-- START Data lines --
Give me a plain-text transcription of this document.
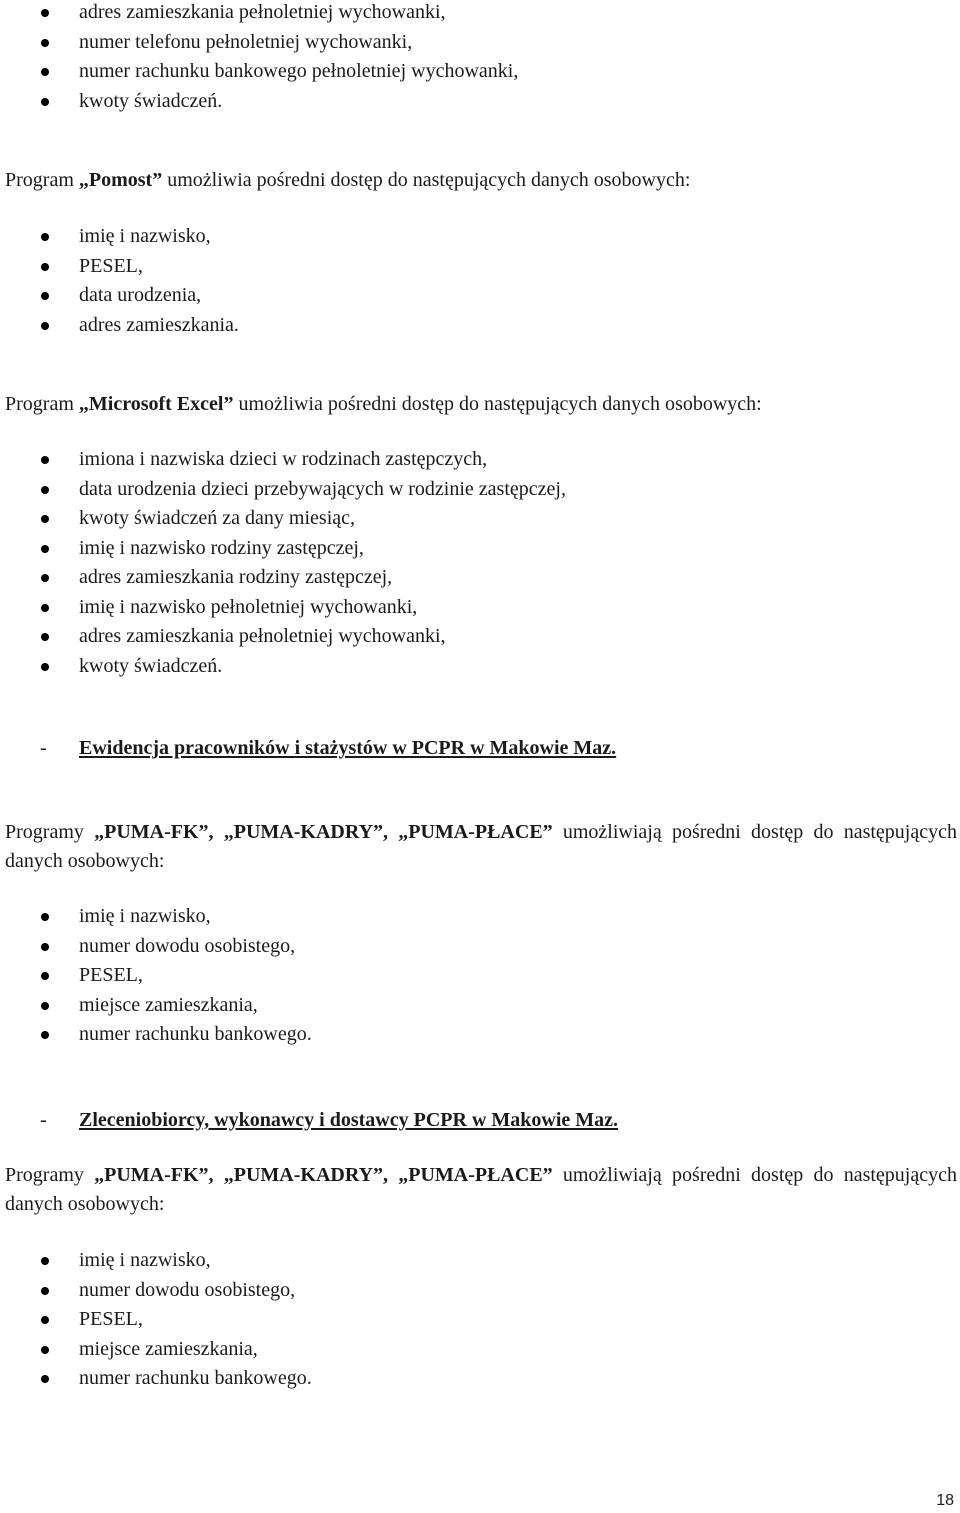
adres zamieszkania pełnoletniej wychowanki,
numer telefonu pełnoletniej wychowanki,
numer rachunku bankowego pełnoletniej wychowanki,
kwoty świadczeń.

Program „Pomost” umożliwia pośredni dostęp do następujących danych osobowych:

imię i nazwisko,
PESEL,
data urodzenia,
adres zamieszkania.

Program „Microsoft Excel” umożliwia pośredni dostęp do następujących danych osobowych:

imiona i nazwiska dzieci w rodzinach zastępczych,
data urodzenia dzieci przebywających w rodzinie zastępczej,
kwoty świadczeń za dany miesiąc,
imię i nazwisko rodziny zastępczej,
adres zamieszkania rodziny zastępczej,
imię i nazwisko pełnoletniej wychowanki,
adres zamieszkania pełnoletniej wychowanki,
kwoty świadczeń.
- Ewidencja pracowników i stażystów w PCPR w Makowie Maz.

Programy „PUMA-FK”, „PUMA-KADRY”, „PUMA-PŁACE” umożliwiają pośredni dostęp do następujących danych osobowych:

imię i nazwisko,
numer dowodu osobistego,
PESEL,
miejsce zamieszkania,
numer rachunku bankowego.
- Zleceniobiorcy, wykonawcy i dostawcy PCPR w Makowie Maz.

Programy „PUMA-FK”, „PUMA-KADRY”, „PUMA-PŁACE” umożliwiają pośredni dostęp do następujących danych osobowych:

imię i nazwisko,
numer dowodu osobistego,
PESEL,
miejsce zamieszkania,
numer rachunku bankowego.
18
-- END Data lines --
-- START Data lines --
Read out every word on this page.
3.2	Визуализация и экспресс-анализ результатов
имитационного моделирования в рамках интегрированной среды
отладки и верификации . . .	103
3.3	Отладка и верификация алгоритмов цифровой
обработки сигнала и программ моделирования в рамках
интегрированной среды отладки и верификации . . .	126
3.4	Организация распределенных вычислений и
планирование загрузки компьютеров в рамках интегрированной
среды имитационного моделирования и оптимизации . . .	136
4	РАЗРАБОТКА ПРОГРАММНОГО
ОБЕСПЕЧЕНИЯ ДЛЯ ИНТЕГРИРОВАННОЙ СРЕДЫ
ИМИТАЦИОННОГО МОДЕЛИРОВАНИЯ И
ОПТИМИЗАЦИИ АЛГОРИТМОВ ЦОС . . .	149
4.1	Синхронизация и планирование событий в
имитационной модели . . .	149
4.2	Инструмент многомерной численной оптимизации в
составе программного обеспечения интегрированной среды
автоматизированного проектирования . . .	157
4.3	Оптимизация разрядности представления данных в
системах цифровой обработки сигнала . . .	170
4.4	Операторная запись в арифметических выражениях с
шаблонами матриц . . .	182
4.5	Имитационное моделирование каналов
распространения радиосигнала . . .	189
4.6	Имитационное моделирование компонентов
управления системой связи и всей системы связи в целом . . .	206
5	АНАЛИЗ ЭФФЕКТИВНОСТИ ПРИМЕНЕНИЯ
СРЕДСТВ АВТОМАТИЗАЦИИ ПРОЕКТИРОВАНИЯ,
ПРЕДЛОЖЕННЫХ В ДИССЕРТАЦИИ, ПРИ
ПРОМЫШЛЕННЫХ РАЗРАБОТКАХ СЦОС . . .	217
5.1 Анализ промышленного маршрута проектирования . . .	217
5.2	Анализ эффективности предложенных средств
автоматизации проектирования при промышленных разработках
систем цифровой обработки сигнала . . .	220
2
-- END Data lines --
-- START Data lines --
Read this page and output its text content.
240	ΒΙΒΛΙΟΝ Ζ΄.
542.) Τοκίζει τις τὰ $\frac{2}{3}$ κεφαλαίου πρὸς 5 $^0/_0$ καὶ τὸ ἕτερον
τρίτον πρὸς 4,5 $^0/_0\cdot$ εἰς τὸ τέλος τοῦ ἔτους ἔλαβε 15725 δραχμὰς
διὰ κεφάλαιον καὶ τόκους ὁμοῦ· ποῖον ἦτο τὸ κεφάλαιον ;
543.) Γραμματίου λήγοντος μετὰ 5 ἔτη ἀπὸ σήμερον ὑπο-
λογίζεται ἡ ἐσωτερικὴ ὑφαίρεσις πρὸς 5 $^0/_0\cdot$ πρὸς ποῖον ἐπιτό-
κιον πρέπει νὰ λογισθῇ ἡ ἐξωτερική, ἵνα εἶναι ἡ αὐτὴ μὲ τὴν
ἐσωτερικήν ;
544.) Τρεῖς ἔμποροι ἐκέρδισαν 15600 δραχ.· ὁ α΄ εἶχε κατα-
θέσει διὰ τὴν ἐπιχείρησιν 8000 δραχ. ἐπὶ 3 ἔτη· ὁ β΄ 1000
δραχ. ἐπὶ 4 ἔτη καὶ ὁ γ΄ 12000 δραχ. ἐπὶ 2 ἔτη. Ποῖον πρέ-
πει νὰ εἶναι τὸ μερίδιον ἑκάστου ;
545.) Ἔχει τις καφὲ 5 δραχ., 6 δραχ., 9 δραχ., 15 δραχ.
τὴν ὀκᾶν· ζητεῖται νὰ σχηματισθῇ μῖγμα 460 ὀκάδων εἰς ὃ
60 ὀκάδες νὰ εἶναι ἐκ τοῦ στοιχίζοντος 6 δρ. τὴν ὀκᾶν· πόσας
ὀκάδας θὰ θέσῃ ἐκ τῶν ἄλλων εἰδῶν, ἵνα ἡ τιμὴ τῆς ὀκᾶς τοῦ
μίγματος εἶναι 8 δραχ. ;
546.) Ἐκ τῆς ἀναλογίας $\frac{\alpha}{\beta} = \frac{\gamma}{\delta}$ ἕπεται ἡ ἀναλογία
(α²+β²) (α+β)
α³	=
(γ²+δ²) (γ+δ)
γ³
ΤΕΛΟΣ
-- END Data lines --
#### Instructions to follow
Show the lines where the word "моделирование" appears in the entries.

#### Answer to this problem
4.5	Имитационное моделирование каналов
4.6	Имитационное моделирование компонентов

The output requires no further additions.